* Task goal *
Reproduce every one of the records below line for line, without changing anything.
── Supplied material ──
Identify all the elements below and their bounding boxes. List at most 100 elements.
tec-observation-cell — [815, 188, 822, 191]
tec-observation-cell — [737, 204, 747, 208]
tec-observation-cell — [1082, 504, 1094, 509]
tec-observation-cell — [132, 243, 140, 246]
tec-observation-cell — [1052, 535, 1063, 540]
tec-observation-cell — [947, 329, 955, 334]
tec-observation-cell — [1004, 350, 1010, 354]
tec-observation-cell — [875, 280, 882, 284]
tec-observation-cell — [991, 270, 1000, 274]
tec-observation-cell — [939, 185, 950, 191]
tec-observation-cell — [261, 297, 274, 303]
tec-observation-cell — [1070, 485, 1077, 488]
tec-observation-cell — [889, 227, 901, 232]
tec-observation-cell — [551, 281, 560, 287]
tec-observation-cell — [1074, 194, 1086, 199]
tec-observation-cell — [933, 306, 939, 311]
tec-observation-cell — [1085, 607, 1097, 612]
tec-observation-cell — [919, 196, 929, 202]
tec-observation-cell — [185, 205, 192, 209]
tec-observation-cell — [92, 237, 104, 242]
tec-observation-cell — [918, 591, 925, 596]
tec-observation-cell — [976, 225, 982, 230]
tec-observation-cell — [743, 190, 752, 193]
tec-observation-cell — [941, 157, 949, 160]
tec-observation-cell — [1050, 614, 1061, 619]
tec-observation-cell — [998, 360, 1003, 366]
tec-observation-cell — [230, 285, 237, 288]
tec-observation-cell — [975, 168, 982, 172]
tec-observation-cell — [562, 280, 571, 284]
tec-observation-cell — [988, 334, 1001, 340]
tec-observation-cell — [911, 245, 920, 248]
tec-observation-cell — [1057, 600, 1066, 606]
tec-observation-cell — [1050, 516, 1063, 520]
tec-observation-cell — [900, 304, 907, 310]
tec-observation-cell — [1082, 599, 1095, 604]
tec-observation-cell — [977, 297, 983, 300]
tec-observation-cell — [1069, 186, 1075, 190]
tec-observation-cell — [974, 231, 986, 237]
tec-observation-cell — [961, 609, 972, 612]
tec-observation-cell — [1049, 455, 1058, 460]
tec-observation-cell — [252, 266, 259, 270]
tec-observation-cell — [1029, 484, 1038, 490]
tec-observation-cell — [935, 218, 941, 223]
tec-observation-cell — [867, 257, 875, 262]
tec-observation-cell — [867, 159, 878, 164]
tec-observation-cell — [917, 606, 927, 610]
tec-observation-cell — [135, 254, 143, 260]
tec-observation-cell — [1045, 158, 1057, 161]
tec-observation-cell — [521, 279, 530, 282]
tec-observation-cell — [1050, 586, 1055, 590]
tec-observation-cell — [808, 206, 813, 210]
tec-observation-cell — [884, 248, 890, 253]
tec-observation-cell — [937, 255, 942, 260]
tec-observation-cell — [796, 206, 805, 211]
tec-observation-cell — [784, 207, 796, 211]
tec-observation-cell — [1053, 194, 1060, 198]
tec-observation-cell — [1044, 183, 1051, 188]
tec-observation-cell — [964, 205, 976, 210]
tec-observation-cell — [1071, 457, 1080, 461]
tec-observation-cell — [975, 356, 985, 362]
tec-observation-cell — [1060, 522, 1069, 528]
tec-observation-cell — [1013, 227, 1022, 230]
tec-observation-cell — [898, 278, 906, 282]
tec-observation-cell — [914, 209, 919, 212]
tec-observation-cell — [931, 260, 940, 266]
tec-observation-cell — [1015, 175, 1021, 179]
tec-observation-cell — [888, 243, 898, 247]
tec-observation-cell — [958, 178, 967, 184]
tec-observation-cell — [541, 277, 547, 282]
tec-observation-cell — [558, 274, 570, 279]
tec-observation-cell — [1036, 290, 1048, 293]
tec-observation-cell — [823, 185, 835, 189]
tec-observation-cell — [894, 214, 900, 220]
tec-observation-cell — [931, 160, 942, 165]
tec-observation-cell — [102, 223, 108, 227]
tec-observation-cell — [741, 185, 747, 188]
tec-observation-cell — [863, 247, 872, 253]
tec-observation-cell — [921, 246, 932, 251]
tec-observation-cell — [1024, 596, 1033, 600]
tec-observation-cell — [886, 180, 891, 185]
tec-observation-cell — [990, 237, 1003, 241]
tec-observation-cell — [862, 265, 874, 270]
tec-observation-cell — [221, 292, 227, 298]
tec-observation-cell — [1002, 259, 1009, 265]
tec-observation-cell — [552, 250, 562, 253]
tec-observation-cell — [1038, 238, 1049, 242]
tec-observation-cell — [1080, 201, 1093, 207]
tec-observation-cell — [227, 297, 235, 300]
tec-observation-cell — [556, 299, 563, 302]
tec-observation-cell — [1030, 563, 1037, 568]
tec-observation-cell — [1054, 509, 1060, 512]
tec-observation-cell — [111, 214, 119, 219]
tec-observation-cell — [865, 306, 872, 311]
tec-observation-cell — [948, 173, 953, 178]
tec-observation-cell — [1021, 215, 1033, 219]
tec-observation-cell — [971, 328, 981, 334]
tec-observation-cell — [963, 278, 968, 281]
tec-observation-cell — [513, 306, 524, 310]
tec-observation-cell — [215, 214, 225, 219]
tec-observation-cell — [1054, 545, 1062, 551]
───
* Task output *
Identify all the elements below and their bounding boxes. List at most 100 elements.
tec-observation-cell — [815, 188, 822, 191]
tec-observation-cell — [737, 204, 747, 208]
tec-observation-cell — [1082, 504, 1094, 509]
tec-observation-cell — [132, 243, 140, 246]
tec-observation-cell — [1052, 535, 1063, 540]
tec-observation-cell — [947, 329, 955, 334]
tec-observation-cell — [1004, 350, 1010, 354]
tec-observation-cell — [875, 280, 882, 284]
tec-observation-cell — [991, 270, 1000, 274]
tec-observation-cell — [939, 185, 950, 191]
tec-observation-cell — [261, 297, 274, 303]
tec-observation-cell — [1070, 485, 1077, 488]
tec-observation-cell — [889, 227, 901, 232]
tec-observation-cell — [551, 281, 560, 287]
tec-observation-cell — [1074, 194, 1086, 199]
tec-observation-cell — [933, 306, 939, 311]
tec-observation-cell — [1085, 607, 1097, 612]
tec-observation-cell — [919, 196, 929, 202]
tec-observation-cell — [185, 205, 192, 209]
tec-observation-cell — [92, 237, 104, 242]
tec-observation-cell — [918, 591, 925, 596]
tec-observation-cell — [976, 225, 982, 230]
tec-observation-cell — [743, 190, 752, 193]
tec-observation-cell — [941, 157, 949, 160]
tec-observation-cell — [1050, 614, 1061, 619]
tec-observation-cell — [998, 360, 1003, 366]
tec-observation-cell — [230, 285, 237, 288]
tec-observation-cell — [975, 168, 982, 172]
tec-observation-cell — [562, 280, 571, 284]
tec-observation-cell — [988, 334, 1001, 340]
tec-observation-cell — [911, 245, 920, 248]
tec-observation-cell — [1057, 600, 1066, 606]
tec-observation-cell — [1050, 516, 1063, 520]
tec-observation-cell — [900, 304, 907, 310]
tec-observation-cell — [1082, 599, 1095, 604]
tec-observation-cell — [977, 297, 983, 300]
tec-observation-cell — [1069, 186, 1075, 190]
tec-observation-cell — [974, 231, 986, 237]
tec-observation-cell — [961, 609, 972, 612]
tec-observation-cell — [1049, 455, 1058, 460]
tec-observation-cell — [252, 266, 259, 270]
tec-observation-cell — [1029, 484, 1038, 490]
tec-observation-cell — [935, 218, 941, 223]
tec-observation-cell — [867, 257, 875, 262]
tec-observation-cell — [867, 159, 878, 164]
tec-observation-cell — [917, 606, 927, 610]
tec-observation-cell — [135, 254, 143, 260]
tec-observation-cell — [1045, 158, 1057, 161]
tec-observation-cell — [521, 279, 530, 282]
tec-observation-cell — [1050, 586, 1055, 590]
tec-observation-cell — [808, 206, 813, 210]
tec-observation-cell — [884, 248, 890, 253]
tec-observation-cell — [937, 255, 942, 260]
tec-observation-cell — [796, 206, 805, 211]
tec-observation-cell — [784, 207, 796, 211]
tec-observation-cell — [1053, 194, 1060, 198]
tec-observation-cell — [1044, 183, 1051, 188]
tec-observation-cell — [964, 205, 976, 210]
tec-observation-cell — [1071, 457, 1080, 461]
tec-observation-cell — [975, 356, 985, 362]
tec-observation-cell — [1060, 522, 1069, 528]
tec-observation-cell — [1013, 227, 1022, 230]
tec-observation-cell — [898, 278, 906, 282]
tec-observation-cell — [914, 209, 919, 212]
tec-observation-cell — [931, 260, 940, 266]
tec-observation-cell — [1015, 175, 1021, 179]
tec-observation-cell — [888, 243, 898, 247]
tec-observation-cell — [958, 178, 967, 184]
tec-observation-cell — [541, 277, 547, 282]
tec-observation-cell — [558, 274, 570, 279]
tec-observation-cell — [1036, 290, 1048, 293]
tec-observation-cell — [823, 185, 835, 189]
tec-observation-cell — [894, 214, 900, 220]
tec-observation-cell — [931, 160, 942, 165]
tec-observation-cell — [102, 223, 108, 227]
tec-observation-cell — [741, 185, 747, 188]
tec-observation-cell — [863, 247, 872, 253]
tec-observation-cell — [921, 246, 932, 251]
tec-observation-cell — [1024, 596, 1033, 600]
tec-observation-cell — [886, 180, 891, 185]
tec-observation-cell — [990, 237, 1003, 241]
tec-observation-cell — [862, 265, 874, 270]
tec-observation-cell — [221, 292, 227, 298]
tec-observation-cell — [1002, 259, 1009, 265]
tec-observation-cell — [552, 250, 562, 253]
tec-observation-cell — [1038, 238, 1049, 242]
tec-observation-cell — [1080, 201, 1093, 207]
tec-observation-cell — [227, 297, 235, 300]
tec-observation-cell — [556, 299, 563, 302]
tec-observation-cell — [1030, 563, 1037, 568]
tec-observation-cell — [1054, 509, 1060, 512]
tec-observation-cell — [111, 214, 119, 219]
tec-observation-cell — [865, 306, 872, 311]
tec-observation-cell — [948, 173, 953, 178]
tec-observation-cell — [1021, 215, 1033, 219]
tec-observation-cell — [971, 328, 981, 334]
tec-observation-cell — [963, 278, 968, 281]
tec-observation-cell — [513, 306, 524, 310]
tec-observation-cell — [215, 214, 225, 219]
tec-observation-cell — [1054, 545, 1062, 551]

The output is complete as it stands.